WHAT YOU SHOULD DO
Copy the data precisely, keeping every character.

DATA RECORDS

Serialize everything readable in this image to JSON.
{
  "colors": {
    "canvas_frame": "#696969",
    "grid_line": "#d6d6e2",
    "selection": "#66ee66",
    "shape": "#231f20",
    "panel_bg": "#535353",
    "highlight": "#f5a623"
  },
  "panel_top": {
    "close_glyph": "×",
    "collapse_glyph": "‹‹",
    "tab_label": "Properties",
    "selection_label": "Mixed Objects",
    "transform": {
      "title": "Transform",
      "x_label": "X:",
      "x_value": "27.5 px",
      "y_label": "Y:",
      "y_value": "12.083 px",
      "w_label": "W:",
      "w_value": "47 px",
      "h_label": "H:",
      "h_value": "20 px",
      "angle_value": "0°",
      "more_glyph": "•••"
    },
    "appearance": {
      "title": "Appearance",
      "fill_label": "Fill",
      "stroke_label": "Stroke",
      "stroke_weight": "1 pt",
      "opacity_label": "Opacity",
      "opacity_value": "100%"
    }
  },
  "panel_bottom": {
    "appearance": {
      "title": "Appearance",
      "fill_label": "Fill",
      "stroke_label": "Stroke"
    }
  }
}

OUTPUT FOR THIS TASK
Serialize everything readable in this image to JSON.
{
  "colors": {
    "canvas_frame": "#696969",
    "grid_line": "#d6d6e2",
    "selection": "#66ee66",
    "shape": "#231f20",
    "panel_bg": "#535353",
    "highlight": "#f5a623"
  },
  "panel_top": {
    "close_glyph": "×",
    "collapse_glyph": "‹‹",
    "tab_label": "Properties",
    "selection_label": "Mixed Objects",
    "transform": {
      "title": "Transform",
      "x_label": "X:",
      "x_value": "27.5 px",
      "y_label": "Y:",
      "y_value": "12.083 px",
      "w_label": "W:",
      "w_value": "47 px",
      "h_label": "H:",
      "h_value": "20 px",
      "angle_value": "0°",
      "more_glyph": "•••"
    },
    "appearance": {
      "title": "Appearance",
      "fill_label": "Fill",
      "stroke_label": "Stroke",
      "stroke_weight": "1 pt",
      "opacity_label": "Opacity",
      "opacity_value": "100%"
    }
  },
  "panel_bottom": {
    "appearance": {
      "title": "Appearance",
      "fill_label": "Fill",
      "stroke_label": "Stroke"
    }
  }
}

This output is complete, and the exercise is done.